Required task:
Copy out all lines that carry the word "this".

Source records:
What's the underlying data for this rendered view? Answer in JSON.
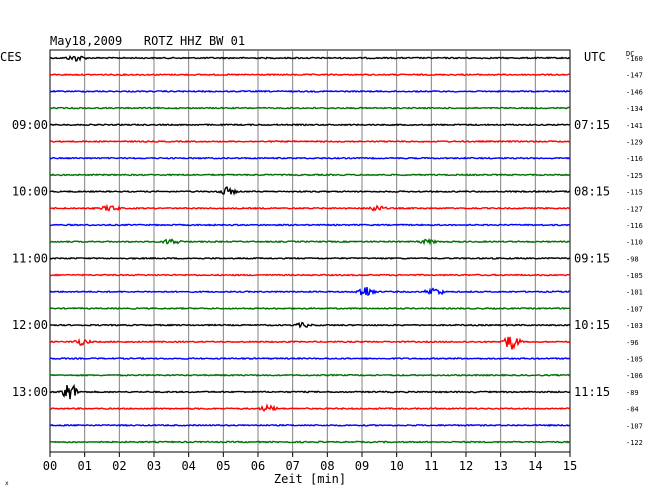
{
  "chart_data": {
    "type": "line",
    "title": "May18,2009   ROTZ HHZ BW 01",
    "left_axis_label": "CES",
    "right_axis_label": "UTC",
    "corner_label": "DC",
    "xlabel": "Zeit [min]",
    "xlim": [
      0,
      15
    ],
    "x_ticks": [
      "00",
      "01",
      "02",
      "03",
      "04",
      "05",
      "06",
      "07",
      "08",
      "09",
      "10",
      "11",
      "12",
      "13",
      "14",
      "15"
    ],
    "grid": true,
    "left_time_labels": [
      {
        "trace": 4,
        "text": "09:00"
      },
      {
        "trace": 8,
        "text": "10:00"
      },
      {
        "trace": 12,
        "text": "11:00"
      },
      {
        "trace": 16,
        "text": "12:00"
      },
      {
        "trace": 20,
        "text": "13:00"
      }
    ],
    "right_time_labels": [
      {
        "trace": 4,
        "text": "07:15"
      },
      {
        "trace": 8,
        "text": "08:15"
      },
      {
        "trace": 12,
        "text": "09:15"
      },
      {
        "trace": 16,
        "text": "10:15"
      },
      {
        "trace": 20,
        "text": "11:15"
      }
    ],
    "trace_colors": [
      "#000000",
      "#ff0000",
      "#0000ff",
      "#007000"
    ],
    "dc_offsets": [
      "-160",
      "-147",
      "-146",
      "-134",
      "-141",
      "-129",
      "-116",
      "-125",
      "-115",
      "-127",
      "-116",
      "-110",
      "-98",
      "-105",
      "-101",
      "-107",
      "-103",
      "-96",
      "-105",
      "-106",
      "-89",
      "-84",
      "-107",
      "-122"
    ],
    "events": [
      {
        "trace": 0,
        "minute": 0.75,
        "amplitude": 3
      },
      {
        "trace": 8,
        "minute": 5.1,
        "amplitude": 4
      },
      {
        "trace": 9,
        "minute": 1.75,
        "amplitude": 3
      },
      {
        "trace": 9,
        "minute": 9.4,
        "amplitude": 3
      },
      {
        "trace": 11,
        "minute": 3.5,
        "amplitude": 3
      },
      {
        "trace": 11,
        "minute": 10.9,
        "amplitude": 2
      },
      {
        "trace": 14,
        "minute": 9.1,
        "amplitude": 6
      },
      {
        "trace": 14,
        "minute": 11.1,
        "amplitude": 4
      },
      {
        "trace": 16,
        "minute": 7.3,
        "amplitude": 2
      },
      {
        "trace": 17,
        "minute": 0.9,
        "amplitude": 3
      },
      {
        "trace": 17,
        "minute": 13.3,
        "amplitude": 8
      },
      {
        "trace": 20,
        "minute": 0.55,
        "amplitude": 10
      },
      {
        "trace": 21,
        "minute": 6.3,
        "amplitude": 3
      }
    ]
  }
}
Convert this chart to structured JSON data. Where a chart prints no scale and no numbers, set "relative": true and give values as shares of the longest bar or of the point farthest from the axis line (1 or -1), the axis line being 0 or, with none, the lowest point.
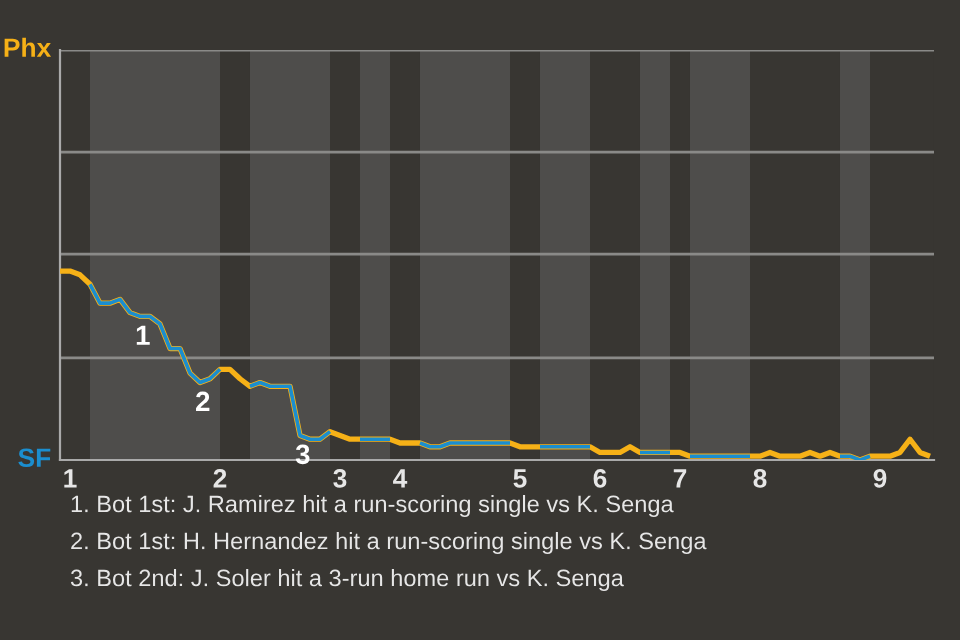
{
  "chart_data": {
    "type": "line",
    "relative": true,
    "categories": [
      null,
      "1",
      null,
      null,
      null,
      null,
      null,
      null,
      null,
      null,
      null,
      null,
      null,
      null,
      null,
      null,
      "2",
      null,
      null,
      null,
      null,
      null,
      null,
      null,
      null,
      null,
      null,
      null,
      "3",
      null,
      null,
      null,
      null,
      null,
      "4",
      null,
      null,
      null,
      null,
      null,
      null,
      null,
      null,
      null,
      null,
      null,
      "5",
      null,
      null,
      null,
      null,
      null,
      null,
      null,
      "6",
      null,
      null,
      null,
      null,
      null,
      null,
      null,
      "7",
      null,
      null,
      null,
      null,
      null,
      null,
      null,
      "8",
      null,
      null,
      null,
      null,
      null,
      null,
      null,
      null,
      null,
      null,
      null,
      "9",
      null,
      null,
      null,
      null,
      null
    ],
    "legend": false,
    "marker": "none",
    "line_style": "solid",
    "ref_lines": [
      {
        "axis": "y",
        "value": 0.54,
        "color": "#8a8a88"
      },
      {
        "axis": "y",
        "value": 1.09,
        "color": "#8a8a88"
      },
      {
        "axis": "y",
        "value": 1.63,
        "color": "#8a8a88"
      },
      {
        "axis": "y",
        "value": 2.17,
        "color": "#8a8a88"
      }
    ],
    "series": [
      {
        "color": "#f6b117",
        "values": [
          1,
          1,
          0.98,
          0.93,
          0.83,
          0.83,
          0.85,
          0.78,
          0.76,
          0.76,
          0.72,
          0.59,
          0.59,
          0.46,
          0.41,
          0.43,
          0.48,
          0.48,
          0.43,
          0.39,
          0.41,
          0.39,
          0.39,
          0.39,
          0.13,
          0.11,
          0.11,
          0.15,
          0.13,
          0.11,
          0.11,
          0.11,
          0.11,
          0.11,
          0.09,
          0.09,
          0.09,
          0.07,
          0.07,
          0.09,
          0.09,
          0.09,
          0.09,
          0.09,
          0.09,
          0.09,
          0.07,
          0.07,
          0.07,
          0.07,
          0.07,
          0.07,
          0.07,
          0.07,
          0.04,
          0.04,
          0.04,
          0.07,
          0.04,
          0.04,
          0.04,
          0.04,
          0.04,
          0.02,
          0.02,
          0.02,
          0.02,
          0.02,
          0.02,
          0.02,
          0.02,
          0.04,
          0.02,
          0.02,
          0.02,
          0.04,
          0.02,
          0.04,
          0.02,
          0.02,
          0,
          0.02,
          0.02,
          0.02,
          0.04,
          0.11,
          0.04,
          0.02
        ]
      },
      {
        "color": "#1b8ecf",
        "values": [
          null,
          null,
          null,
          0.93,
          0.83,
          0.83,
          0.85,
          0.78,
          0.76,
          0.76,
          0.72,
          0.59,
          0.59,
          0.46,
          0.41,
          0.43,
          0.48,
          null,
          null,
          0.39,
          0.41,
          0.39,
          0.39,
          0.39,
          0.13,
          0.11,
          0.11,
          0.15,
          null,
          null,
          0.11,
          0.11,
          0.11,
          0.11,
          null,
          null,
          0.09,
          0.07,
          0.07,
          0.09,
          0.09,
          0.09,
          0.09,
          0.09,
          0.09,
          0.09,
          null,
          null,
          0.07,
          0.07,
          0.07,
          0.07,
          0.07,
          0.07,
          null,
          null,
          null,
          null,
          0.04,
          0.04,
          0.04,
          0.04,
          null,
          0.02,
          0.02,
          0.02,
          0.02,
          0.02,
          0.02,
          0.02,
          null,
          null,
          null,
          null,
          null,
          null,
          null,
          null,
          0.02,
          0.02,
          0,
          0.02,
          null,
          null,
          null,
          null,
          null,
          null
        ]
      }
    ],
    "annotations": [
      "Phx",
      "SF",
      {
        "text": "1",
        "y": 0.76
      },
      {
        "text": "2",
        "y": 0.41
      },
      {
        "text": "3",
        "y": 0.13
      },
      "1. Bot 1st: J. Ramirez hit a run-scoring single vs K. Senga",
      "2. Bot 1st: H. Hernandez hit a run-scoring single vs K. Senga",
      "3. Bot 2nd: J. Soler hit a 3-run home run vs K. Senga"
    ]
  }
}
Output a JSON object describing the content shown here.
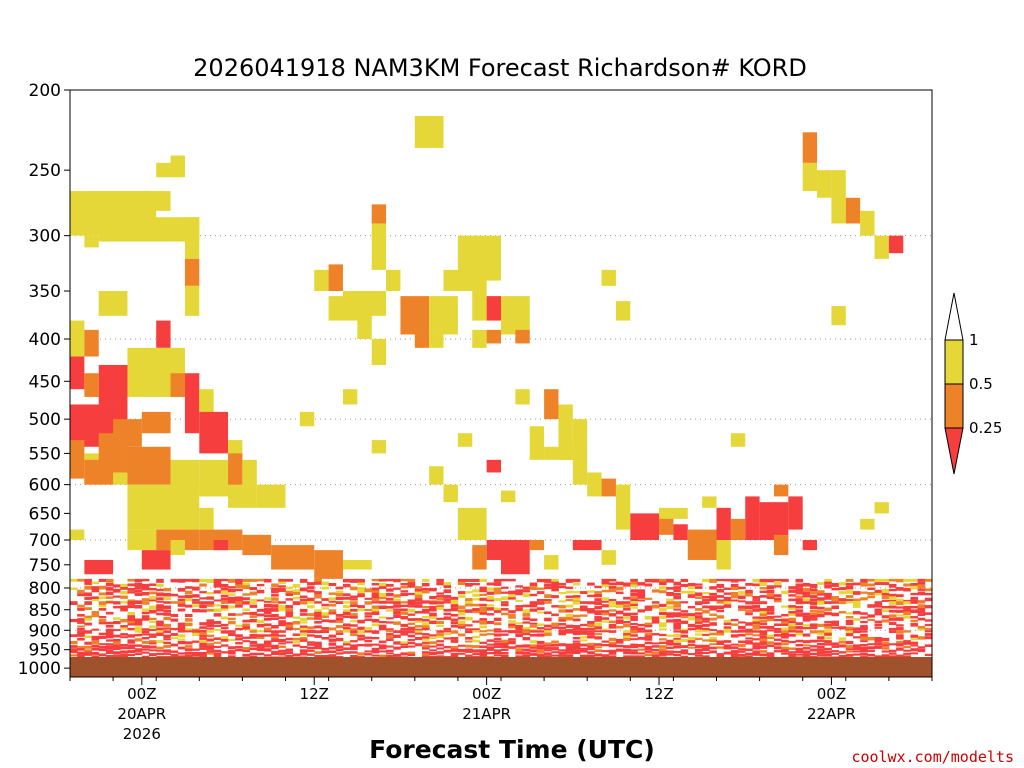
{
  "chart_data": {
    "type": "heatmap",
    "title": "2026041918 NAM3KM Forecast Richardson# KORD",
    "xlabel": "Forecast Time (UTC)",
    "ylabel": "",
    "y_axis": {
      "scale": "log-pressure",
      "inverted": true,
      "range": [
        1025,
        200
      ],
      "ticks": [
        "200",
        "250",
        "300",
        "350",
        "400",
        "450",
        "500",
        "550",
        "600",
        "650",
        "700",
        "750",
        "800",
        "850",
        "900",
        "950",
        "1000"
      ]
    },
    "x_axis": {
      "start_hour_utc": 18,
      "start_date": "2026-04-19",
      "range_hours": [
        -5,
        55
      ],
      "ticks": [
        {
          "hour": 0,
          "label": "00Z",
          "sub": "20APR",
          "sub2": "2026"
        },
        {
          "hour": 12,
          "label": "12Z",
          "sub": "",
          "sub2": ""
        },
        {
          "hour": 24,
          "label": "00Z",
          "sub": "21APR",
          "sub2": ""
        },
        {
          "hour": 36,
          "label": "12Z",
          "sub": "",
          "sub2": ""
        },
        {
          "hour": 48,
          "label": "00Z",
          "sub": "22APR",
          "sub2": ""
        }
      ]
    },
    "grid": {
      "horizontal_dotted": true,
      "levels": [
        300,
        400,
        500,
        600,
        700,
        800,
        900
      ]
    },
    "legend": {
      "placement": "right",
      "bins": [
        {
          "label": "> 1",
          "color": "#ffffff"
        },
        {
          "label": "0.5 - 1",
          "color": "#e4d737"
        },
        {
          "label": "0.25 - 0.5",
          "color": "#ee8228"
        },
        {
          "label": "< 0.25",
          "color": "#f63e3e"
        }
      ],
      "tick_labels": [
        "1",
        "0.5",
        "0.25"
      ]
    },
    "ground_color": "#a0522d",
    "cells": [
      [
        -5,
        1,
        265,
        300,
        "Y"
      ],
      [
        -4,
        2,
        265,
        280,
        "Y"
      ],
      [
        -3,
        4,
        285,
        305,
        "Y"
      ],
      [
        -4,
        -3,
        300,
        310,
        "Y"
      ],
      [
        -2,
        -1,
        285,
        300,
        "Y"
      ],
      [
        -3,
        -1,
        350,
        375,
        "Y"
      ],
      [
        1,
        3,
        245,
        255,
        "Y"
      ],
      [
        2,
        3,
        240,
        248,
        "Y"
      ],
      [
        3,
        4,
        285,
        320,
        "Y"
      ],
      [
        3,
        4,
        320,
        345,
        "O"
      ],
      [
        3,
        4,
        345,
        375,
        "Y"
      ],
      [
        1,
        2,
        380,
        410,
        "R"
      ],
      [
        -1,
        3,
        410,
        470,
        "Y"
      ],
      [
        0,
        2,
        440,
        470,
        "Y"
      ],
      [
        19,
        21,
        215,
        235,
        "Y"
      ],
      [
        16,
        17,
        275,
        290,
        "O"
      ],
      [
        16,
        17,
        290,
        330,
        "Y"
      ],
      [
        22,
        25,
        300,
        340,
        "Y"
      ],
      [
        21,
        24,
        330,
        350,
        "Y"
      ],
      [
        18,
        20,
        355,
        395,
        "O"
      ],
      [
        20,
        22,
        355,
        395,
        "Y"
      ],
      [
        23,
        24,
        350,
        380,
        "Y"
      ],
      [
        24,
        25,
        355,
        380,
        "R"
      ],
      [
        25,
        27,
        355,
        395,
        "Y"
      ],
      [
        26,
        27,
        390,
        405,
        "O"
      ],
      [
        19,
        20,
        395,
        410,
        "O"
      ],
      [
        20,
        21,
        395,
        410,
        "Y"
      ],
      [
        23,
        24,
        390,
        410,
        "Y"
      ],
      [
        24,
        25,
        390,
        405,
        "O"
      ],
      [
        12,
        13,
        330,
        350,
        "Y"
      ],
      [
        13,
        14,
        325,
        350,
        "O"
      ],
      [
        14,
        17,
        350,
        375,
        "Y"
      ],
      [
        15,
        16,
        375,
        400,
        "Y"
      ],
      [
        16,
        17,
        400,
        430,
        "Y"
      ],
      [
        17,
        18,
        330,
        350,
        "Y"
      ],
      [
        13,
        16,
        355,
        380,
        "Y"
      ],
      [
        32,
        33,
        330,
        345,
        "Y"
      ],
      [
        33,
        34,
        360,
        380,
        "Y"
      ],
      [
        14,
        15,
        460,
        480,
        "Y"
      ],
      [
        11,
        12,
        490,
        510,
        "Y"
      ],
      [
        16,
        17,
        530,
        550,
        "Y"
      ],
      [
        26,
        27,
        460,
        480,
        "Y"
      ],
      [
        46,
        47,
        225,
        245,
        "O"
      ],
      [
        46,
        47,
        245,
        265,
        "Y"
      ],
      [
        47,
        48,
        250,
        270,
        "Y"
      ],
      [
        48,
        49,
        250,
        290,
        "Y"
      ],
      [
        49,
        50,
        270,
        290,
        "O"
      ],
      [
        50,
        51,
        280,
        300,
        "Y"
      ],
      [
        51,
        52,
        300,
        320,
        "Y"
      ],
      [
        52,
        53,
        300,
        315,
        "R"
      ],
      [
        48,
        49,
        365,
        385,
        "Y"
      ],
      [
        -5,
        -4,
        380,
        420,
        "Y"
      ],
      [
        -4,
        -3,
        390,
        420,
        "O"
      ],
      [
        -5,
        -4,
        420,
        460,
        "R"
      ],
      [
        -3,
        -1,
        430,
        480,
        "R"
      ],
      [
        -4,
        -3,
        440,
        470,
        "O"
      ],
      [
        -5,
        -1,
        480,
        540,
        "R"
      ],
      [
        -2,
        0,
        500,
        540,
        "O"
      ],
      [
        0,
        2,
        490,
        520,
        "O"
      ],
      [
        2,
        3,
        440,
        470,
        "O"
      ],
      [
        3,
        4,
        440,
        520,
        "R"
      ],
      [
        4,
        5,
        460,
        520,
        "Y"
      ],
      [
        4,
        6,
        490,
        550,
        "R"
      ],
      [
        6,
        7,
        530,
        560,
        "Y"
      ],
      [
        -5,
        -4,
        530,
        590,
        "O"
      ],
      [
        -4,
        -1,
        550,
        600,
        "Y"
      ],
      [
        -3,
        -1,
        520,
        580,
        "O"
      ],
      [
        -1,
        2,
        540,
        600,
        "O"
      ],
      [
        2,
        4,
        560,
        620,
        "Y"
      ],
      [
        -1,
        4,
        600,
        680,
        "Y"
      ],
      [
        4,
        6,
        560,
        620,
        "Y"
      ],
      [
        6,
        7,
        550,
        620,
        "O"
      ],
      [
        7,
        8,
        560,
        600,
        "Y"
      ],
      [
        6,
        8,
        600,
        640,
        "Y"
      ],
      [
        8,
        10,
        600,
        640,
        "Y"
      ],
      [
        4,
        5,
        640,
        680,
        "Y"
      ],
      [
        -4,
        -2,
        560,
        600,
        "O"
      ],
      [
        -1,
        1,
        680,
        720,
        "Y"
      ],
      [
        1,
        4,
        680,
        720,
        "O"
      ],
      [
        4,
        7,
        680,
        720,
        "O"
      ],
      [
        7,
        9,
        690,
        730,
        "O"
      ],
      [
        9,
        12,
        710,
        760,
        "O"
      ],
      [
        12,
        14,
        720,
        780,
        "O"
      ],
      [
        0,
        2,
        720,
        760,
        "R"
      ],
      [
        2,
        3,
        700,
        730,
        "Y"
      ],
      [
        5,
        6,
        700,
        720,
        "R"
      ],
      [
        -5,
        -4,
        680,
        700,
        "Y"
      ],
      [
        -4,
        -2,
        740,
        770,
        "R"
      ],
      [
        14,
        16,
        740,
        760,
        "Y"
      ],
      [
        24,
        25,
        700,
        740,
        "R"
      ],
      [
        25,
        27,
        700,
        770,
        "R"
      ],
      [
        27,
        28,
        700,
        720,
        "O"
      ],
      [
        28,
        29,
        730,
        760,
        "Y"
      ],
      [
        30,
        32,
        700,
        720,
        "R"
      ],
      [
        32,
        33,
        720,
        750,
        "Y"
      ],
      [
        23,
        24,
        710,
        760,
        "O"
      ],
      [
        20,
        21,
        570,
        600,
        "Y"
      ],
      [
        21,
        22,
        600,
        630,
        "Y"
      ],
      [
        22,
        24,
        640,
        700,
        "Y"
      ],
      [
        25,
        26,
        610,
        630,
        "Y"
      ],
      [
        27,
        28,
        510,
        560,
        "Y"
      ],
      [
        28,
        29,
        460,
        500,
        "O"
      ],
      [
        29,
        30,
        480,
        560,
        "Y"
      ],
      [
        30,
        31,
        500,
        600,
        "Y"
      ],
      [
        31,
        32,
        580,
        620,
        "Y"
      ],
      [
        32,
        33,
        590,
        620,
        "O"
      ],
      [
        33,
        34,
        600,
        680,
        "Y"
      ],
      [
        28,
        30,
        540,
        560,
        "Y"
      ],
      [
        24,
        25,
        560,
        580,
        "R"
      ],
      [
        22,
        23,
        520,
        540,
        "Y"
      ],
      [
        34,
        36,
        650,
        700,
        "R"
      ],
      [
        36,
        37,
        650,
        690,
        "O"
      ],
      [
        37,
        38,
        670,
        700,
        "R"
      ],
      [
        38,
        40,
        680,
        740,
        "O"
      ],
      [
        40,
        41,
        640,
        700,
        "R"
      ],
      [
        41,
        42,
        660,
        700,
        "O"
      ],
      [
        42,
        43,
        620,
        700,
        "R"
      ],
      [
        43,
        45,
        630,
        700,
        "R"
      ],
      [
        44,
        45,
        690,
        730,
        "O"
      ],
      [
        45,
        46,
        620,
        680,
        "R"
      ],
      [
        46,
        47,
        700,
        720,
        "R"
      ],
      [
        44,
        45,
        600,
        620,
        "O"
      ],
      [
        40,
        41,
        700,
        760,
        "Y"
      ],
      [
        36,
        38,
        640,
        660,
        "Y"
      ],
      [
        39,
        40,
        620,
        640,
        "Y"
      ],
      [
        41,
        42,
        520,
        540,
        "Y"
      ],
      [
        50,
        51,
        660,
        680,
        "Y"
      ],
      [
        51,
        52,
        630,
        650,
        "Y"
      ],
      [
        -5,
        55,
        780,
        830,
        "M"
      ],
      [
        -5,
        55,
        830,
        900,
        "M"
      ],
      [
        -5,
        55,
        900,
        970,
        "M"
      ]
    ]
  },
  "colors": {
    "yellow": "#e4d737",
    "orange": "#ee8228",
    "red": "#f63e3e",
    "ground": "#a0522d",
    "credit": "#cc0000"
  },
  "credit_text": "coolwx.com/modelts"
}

Task result:
What's the underlying data for this rendered view? Answer in JSON.
Convert this chart to structured JSON data. Where a chart prints no scale and no numbers, set "relative": true and give values as shares of the longest bar or of the point farthest from the axis line (1 or -1), the axis line being 0 or, with none, the lowest point.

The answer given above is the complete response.